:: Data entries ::
-----
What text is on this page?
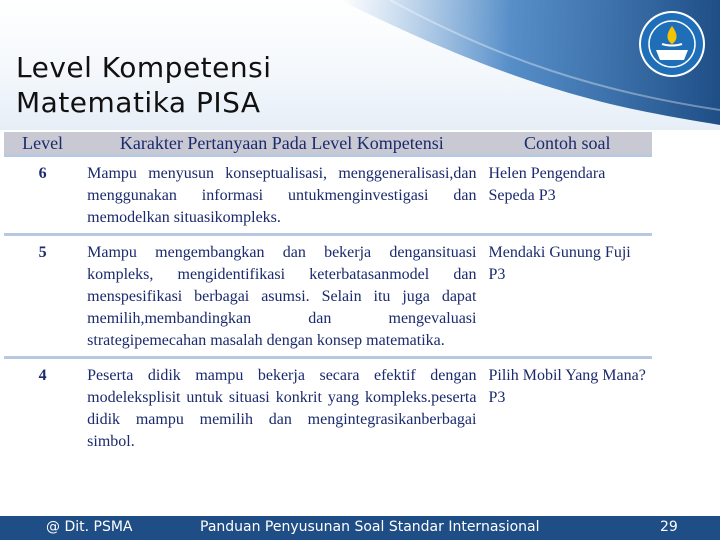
Level Kompetensi
Matematika PISA
Level	Karakter Pertanyaan Pada Level Kompetensi	Contoh soal
6	Mampu menyusun konseptualisasi, menggeneralisasi,dan menggunakan informasi untukmenginvestigasi dan memodelkan situasikompleks.	Helen Pengendara Sepeda P3
5	Mampu mengembangkan dan bekerja dengansituasi kompleks, mengidentifikasi keterbatasanmodel dan menspesifikasi berbagai asumsi. Selain itu juga dapat memilih,membandingkan dan mengevaluasi strategipemecahan masalah dengan konsep matematika.	Mendaki Gunung Fuji P3
4	Peserta didik mampu bekerja secara efektif dengan modeleksplisit untuk situasi konkrit yang kompleks.peserta didik mampu memilih dan mengintegrasikanberbagai simbol.	Pilih Mobil Yang Mana? P3
@ Dit. PSMA	Panduan Penyusunan Soal Standar Internasional	29
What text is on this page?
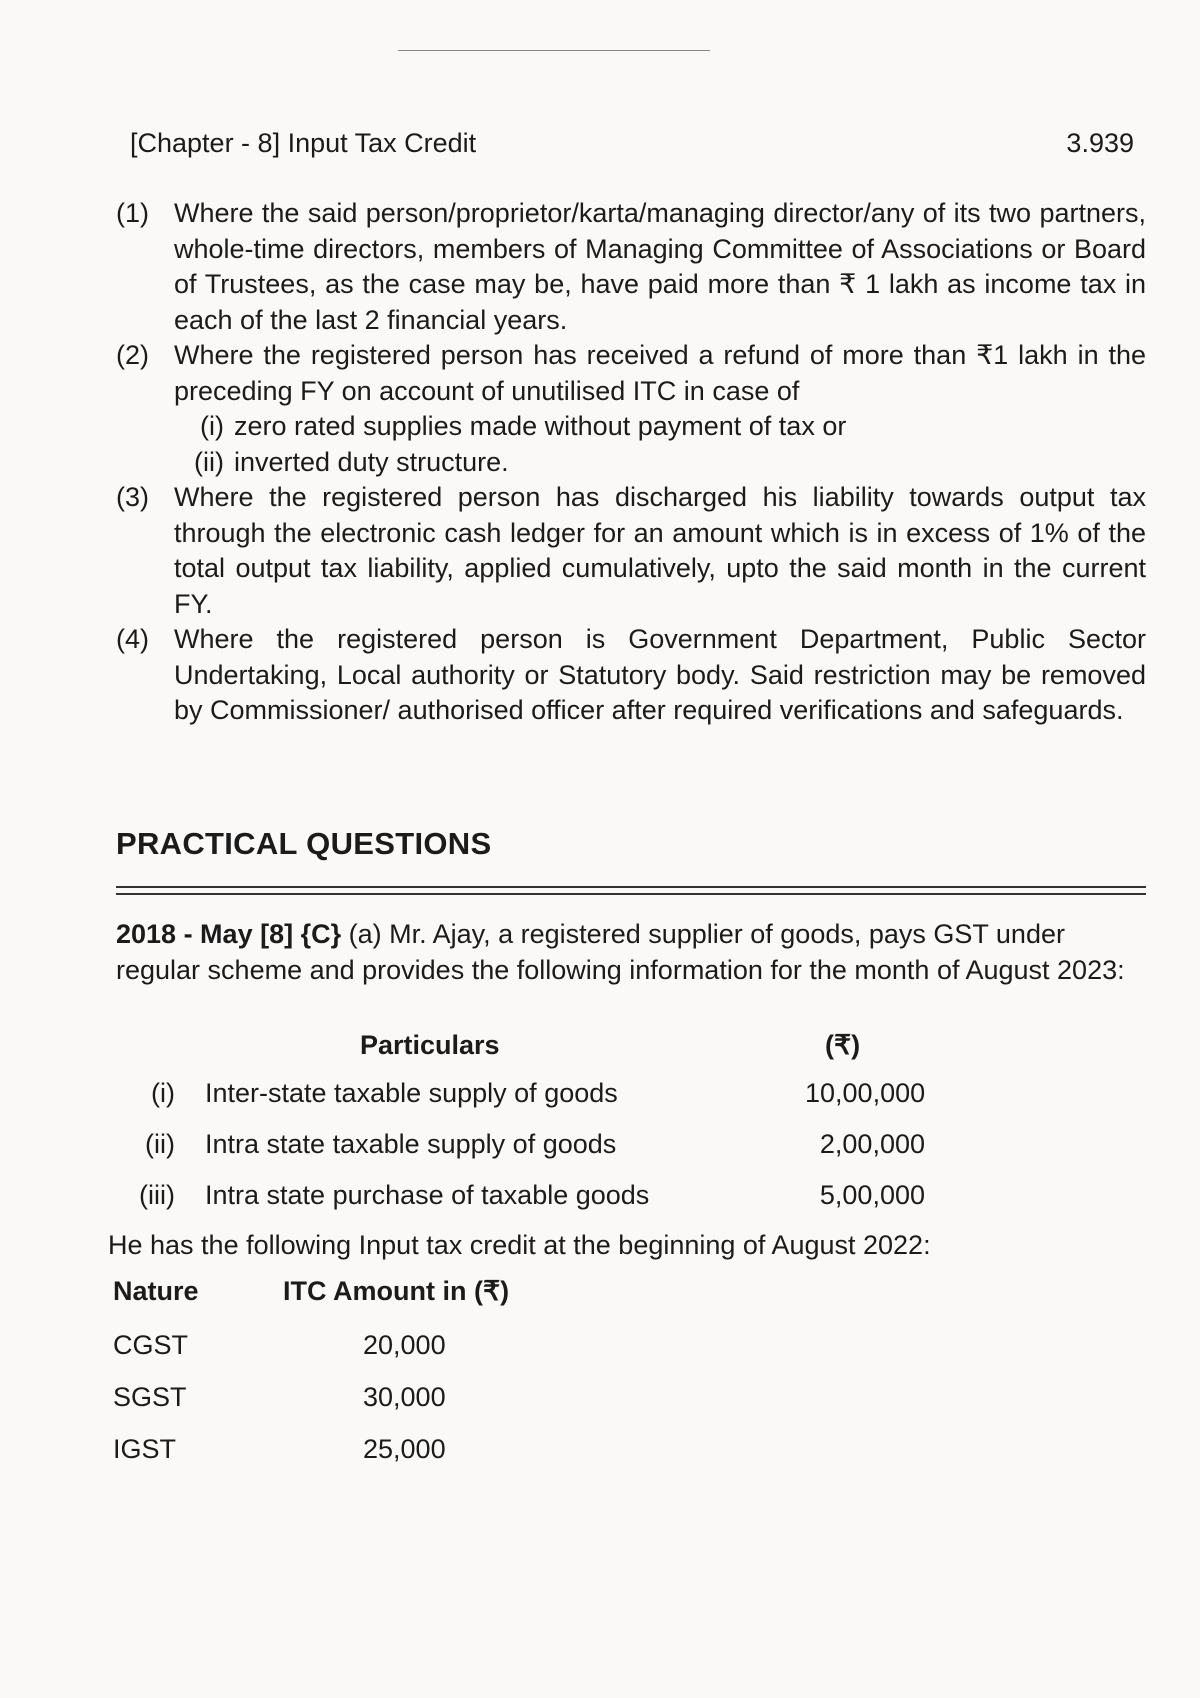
[Chapter - 8] Input Tax Credit	3.939
(1) Where the said person/proprietor/karta/managing director/any of its two partners, whole-time directors, members of Managing Committee of Associations or Board of Trustees, as the case may be, have paid more than ₹ 1 lakh as income tax in each of the last 2 financial years.
(2) Where the registered person has received a refund of more than ₹1 lakh in the preceding FY on account of unutilised ITC in case of
(i) zero rated supplies made without payment of tax or
(ii) inverted duty structure.
(3) Where the registered person has discharged his liability towards output tax through the electronic cash ledger for an amount which is in excess of 1% of the total output tax liability, applied cumulatively, upto the said month in the current FY.
(4) Where the registered person is Government Department, Public Sector Undertaking, Local authority or Statutory body. Said restriction may be removed by Commissioner/ authorised officer after required verifications and safeguards.
PRACTICAL QUESTIONS
2018 - May [8] {C} (a) Mr. Ajay, a registered supplier of goods, pays GST under regular scheme and provides the following information for the month of August 2023:
Particulars	(₹)
(i) Inter-state taxable supply of goods	10,00,000
(ii) Intra state taxable supply of goods	2,00,000
(iii) Intra state purchase of taxable goods	5,00,000
He has the following Input tax credit at the beginning of August 2022:
Nature	ITC Amount in (₹)
CGST	20,000
SGST	30,000
IGST	25,000
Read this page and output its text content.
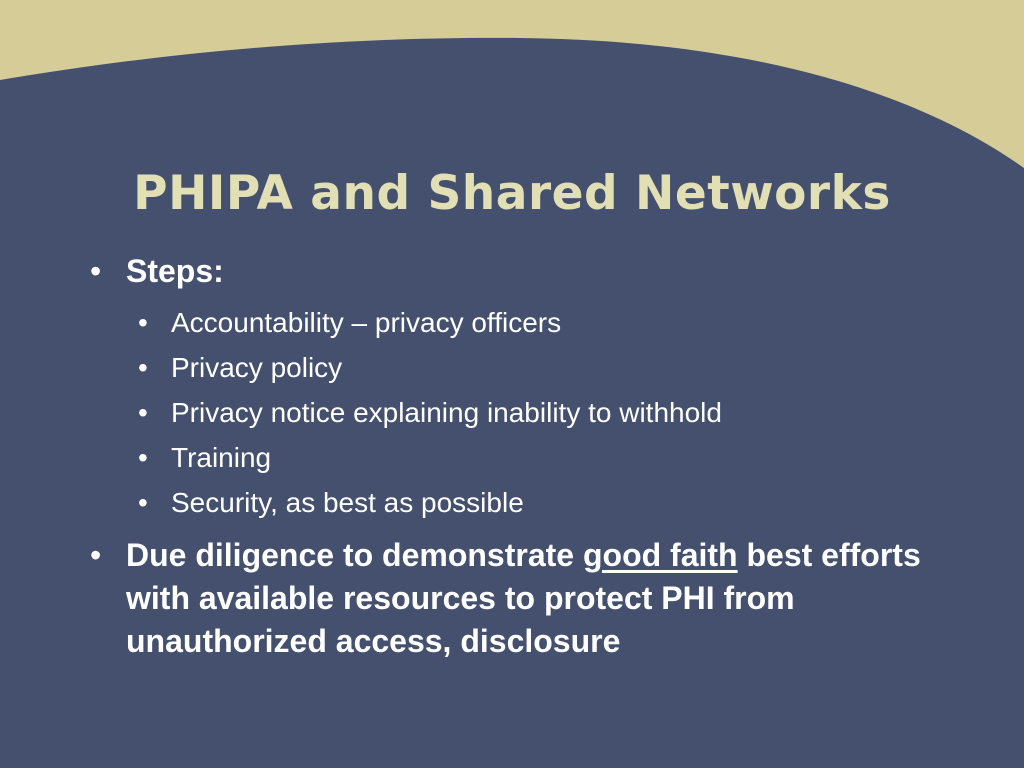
PHIPA and Shared Networks
• Steps:
• Accountability – privacy officers
• Privacy policy
• Privacy notice explaining inability to withhold
• Training
• Security, as best as possible
• Due diligence to demonstrate good faith best efforts with available resources to protect PHI from unauthorized access, disclosure
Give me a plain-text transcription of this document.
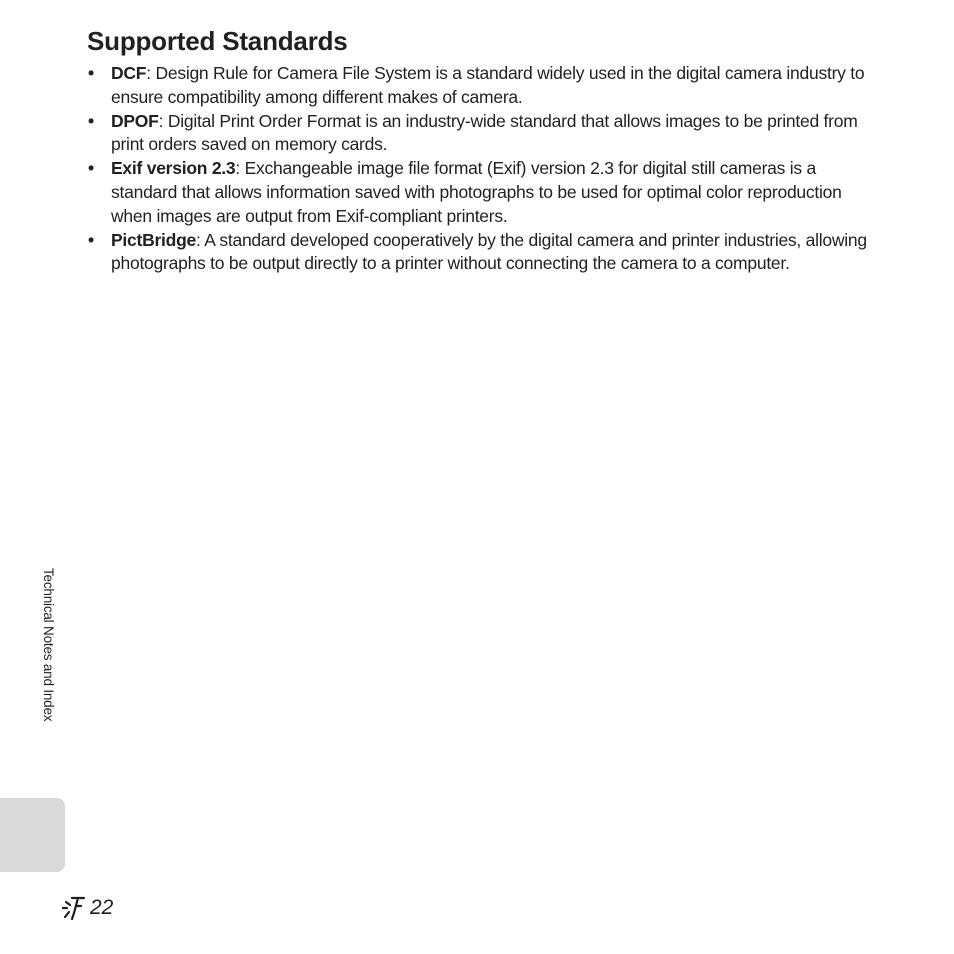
Supported Standards
• DCF: Design Rule for Camera File System is a standard widely used in the digital camera industry to ensure compatibility among different makes of camera.
• DPOF: Digital Print Order Format is an industry-wide standard that allows images to be printed from print orders saved on memory cards.
• Exif version 2.3: Exchangeable image file format (Exif) version 2.3 for digital still cameras is a standard that allows information saved with photographs to be used for optimal color reproduction when images are output from Exif-compliant printers.
• PictBridge: A standard developed cooperatively by the digital camera and printer industries, allowing photographs to be output directly to a printer without connecting the camera to a computer.
Technical Notes and Index
22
-----
:: Exercise instructions ::
What is the number of lines in these records that contain "Input"? Reply with the number only.

:: Finished task ::
2